Goal of the exercise
Write out the records again, exactly, leaving none out.

[Data entries for graphics]
• • •
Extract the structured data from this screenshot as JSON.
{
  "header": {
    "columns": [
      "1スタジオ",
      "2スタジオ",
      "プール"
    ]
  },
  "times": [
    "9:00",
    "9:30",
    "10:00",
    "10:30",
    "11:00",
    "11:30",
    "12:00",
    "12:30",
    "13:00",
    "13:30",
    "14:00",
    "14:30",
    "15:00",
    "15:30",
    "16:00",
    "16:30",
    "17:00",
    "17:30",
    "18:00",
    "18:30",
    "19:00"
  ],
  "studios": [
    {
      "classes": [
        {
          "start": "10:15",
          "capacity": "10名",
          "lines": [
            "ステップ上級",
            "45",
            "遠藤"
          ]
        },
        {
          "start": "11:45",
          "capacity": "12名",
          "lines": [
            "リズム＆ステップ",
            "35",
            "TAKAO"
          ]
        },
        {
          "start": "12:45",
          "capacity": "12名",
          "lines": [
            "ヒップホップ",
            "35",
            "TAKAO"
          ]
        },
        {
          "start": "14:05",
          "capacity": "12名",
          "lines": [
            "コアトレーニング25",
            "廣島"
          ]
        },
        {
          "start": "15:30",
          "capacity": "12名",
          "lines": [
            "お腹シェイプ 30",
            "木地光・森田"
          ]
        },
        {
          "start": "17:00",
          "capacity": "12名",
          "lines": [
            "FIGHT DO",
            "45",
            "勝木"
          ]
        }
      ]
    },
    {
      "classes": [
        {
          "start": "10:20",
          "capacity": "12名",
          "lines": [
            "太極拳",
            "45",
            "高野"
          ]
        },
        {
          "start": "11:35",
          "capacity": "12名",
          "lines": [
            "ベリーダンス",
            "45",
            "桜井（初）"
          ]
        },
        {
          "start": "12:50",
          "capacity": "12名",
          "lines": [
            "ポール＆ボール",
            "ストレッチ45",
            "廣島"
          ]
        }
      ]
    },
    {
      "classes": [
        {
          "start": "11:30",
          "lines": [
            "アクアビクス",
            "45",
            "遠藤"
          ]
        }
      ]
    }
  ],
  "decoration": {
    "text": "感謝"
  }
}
• • •
Exercise result
Extract the structured data from this screenshot as JSON.
{
  "header": {
    "columns": [
      "1スタジオ",
      "2スタジオ",
      "プール"
    ]
  },
  "times": [
    "9:00",
    "9:30",
    "10:00",
    "10:30",
    "11:00",
    "11:30",
    "12:00",
    "12:30",
    "13:00",
    "13:30",
    "14:00",
    "14:30",
    "15:00",
    "15:30",
    "16:00",
    "16:30",
    "17:00",
    "17:30",
    "18:00",
    "18:30",
    "19:00"
  ],
  "studios": [
    {
      "classes": [
        {
          "start": "10:15",
          "capacity": "10名",
          "lines": [
            "ステップ上級",
            "45",
            "遠藤"
          ]
        },
        {
          "start": "11:45",
          "capacity": "12名",
          "lines": [
            "リズム＆ステップ",
            "35",
            "TAKAO"
          ]
        },
        {
          "start": "12:45",
          "capacity": "12名",
          "lines": [
            "ヒップホップ",
            "35",
            "TAKAO"
          ]
        },
        {
          "start": "14:05",
          "capacity": "12名",
          "lines": [
            "コアトレーニング25",
            "廣島"
          ]
        },
        {
          "start": "15:30",
          "capacity": "12名",
          "lines": [
            "お腹シェイプ 30",
            "木地光・森田"
          ]
        },
        {
          "start": "17:00",
          "capacity": "12名",
          "lines": [
            "FIGHT DO",
            "45",
            "勝木"
          ]
        }
      ]
    },
    {
      "classes": [
        {
          "start": "10:20",
          "capacity": "12名",
          "lines": [
            "太極拳",
            "45",
            "高野"
          ]
        },
        {
          "start": "11:35",
          "capacity": "12名",
          "lines": [
            "ベリーダンス",
            "45",
            "桜井（初）"
          ]
        },
        {
          "start": "12:50",
          "capacity": "12名",
          "lines": [
            "ポール＆ボール",
            "ストレッチ45",
            "廣島"
          ]
        }
      ]
    },
    {
      "classes": [
        {
          "start": "11:30",
          "lines": [
            "アクアビクス",
            "45",
            "遠藤"
          ]
        }
      ]
    }
  ],
  "decoration": {
    "text": "感謝"
  }
}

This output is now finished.